(Data entries)
•••••
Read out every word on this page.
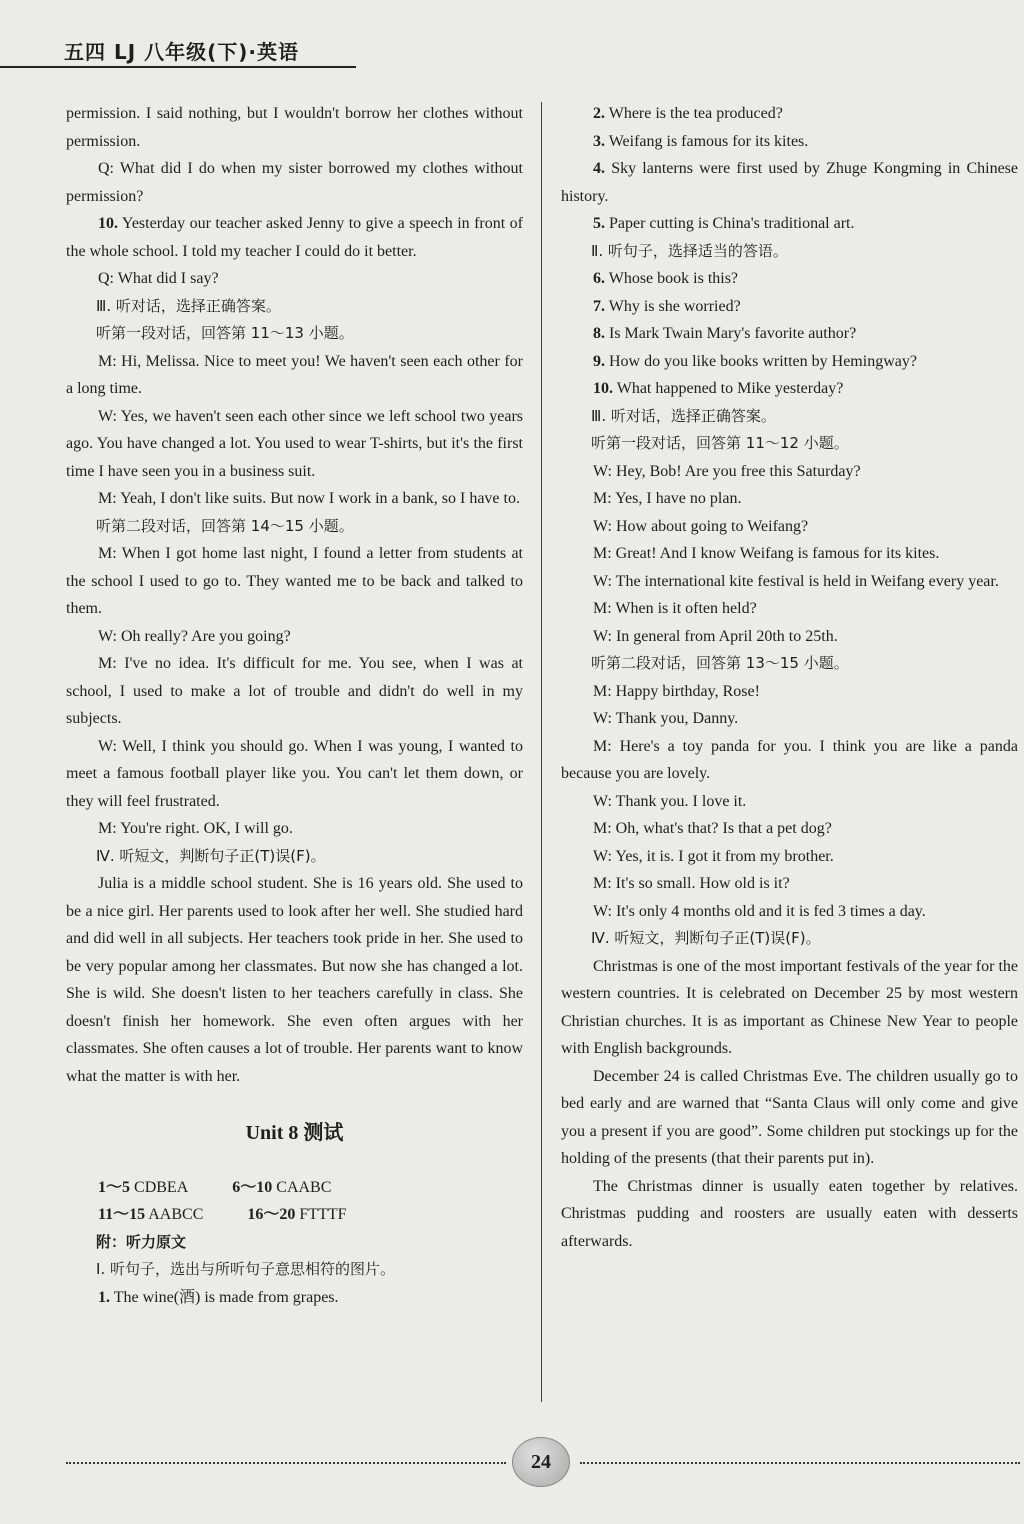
五四 LJ 八年级(下)·英语

permission. I said nothing, but I wouldn't borrow her clothes without permission.

Q: What did I do when my sister borrowed my clothes without permission?

10. Yesterday our teacher asked Jenny to give a speech in front of the whole school. I told my teacher I could do it better.

Q: What did I say?

Ⅲ. 听对话，选择正确答案。

听第一段对话，回答第 11～13 小题。

M: Hi, Melissa. Nice to meet you! We haven't seen each other for a long time.

W: Yes, we haven't seen each other since we left school two years ago. You have changed a lot. You used to wear T-shirts, but it's the first time I have seen you in a business suit.

M: Yeah, I don't like suits. But now I work in a bank, so I have to.

听第二段对话，回答第 14～15 小题。

M: When I got home last night, I found a letter from students at the school I used to go to. They wanted me to be back and talked to them.

W: Oh really? Are you going?

M: I've no idea. It's difficult for me. You see, when I was at school, I used to make a lot of trouble and didn't do well in my subjects.

W: Well, I think you should go. When I was young, I wanted to meet a famous football player like you. You can't let them down, or they will feel frustrated.

M: You're right. OK, I will go.

Ⅳ. 听短文，判断句子正(T)误(F)。

Julia is a middle school student. She is 16 years old. She used to be a nice girl. Her parents used to look after her well. She studied hard and did well in all subjects. Her teachers took pride in her. She used to be very popular among her classmates. But now she has changed a lot. She is wild. She doesn't listen to her teachers carefully in class. She doesn't finish her homework. She even often argues with her classmates. She often causes a lot of trouble. Her parents want to know what the matter is with her.

Unit 8 测试

1～5 CDBEA	6～10 CAABC

11～15 AABCC	16～20 FTTTF

附：听力原文

Ⅰ. 听句子，选出与所听句子意思相符的图片。

1. The wine(酒) is made from grapes.

2. Where is the tea produced?

3. Weifang is famous for its kites.

4. Sky lanterns were first used by Zhuge Kongming in Chinese history.

5. Paper cutting is China's traditional art.

Ⅱ. 听句子，选择适当的答语。

6. Whose book is this?

7. Why is she worried?

8. Is Mark Twain Mary's favorite author?

9. How do you like books written by Hemingway?

10. What happened to Mike yesterday?

Ⅲ. 听对话，选择正确答案。

听第一段对话，回答第 11～12 小题。

W: Hey, Bob! Are you free this Saturday?

M: Yes, I have no plan.

W: How about going to Weifang?

M: Great! And I know Weifang is famous for its kites.

W: The international kite festival is held in Weifang every year.

M: When is it often held?

W: In general from April 20th to 25th.

听第二段对话，回答第 13～15 小题。

M: Happy birthday, Rose!

W: Thank you, Danny.

M: Here's a toy panda for you. I think you are like a panda because you are lovely.

W: Thank you. I love it.

M: Oh, what's that? Is that a pet dog?

W: Yes, it is. I got it from my brother.

M: It's so small. How old is it?

W: It's only 4 months old and it is fed 3 times a day.

Ⅳ. 听短文，判断句子正(T)误(F)。

Christmas is one of the most important festivals of the year for the western countries. It is celebrated on December 25 by most western Christian churches. It is as important as Chinese New Year to people with English backgrounds.

December 24 is called Christmas Eve. The children usually go to bed early and are warned that “Santa Claus will only come and give you a present if you are good”. Some children put stockings up for the holding of the presents (that their parents put in).

The Christmas dinner is usually eaten together by relatives. Christmas pudding and roosters are usually eaten with desserts afterwards.

24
•••••
Set task: All of the data above should be transcribed verbatim, with pictures omitted.

Response:
Read out every word on this page.
五四 LJ 八年级(下)·英语

permission. I said nothing, but I wouldn't borrow her clothes without permission.

Q: What did I do when my sister borrowed my clothes without permission?

10. Yesterday our teacher asked Jenny to give a speech in front of the whole school. I told my teacher I could do it better.

Q: What did I say?

Ⅲ. 听对话，选择正确答案。

听第一段对话，回答第 11～13 小题。

M: Hi, Melissa. Nice to meet you! We haven't seen each other for a long time.

W: Yes, we haven't seen each other since we left school two years ago. You have changed a lot. You used to wear T-shirts, but it's the first time I have seen you in a business suit.

M: Yeah, I don't like suits. But now I work in a bank, so I have to.

听第二段对话，回答第 14～15 小题。

M: When I got home last night, I found a letter from students at the school I used to go to. They wanted me to be back and talked to them.

W: Oh really? Are you going?

M: I've no idea. It's difficult for me. You see, when I was at school, I used to make a lot of trouble and didn't do well in my subjects.

W: Well, I think you should go. When I was young, I wanted to meet a famous football player like you. You can't let them down, or they will feel frustrated.

M: You're right. OK, I will go.

Ⅳ. 听短文，判断句子正(T)误(F)。

Julia is a middle school student. She is 16 years old. She used to be a nice girl. Her parents used to look after her well. She studied hard and did well in all subjects. Her teachers took pride in her. She used to be very popular among her classmates. But now she has changed a lot. She is wild. She doesn't listen to her teachers carefully in class. She doesn't finish her homework. She even often argues with her classmates. She often causes a lot of trouble. Her parents want to know what the matter is with her.

Unit 8 测试

1～5 CDBEA	6～10 CAABC

11～15 AABCC	16～20 FTTTF

附：听力原文

Ⅰ. 听句子，选出与所听句子意思相符的图片。

1. The wine(酒) is made from grapes.

2. Where is the tea produced?

3. Weifang is famous for its kites.

4. Sky lanterns were first used by Zhuge Kongming in Chinese history.

5. Paper cutting is China's traditional art.

Ⅱ. 听句子，选择适当的答语。

6. Whose book is this?

7. Why is she worried?

8. Is Mark Twain Mary's favorite author?

9. How do you like books written by Hemingway?

10. What happened to Mike yesterday?

Ⅲ. 听对话，选择正确答案。

听第一段对话，回答第 11～12 小题。

W: Hey, Bob! Are you free this Saturday?

M: Yes, I have no plan.

W: How about going to Weifang?

M: Great! And I know Weifang is famous for its kites.

W: The international kite festival is held in Weifang every year.

M: When is it often held?

W: In general from April 20th to 25th.

听第二段对话，回答第 13～15 小题。

M: Happy birthday, Rose!

W: Thank you, Danny.

M: Here's a toy panda for you. I think you are like a panda because you are lovely.

W: Thank you. I love it.

M: Oh, what's that? Is that a pet dog?

W: Yes, it is. I got it from my brother.

M: It's so small. How old is it?

W: It's only 4 months old and it is fed 3 times a day.

Ⅳ. 听短文，判断句子正(T)误(F)。

Christmas is one of the most important festivals of the year for the western countries. It is celebrated on December 25 by most western Christian churches. It is as important as Chinese New Year to people with English backgrounds.

December 24 is called Christmas Eve. The children usually go to bed early and are warned that “Santa Claus will only come and give you a present if you are good”. Some children put stockings up for the holding of the presents (that their parents put in).

The Christmas dinner is usually eaten together by relatives. Christmas pudding and roosters are usually eaten with desserts afterwards.

24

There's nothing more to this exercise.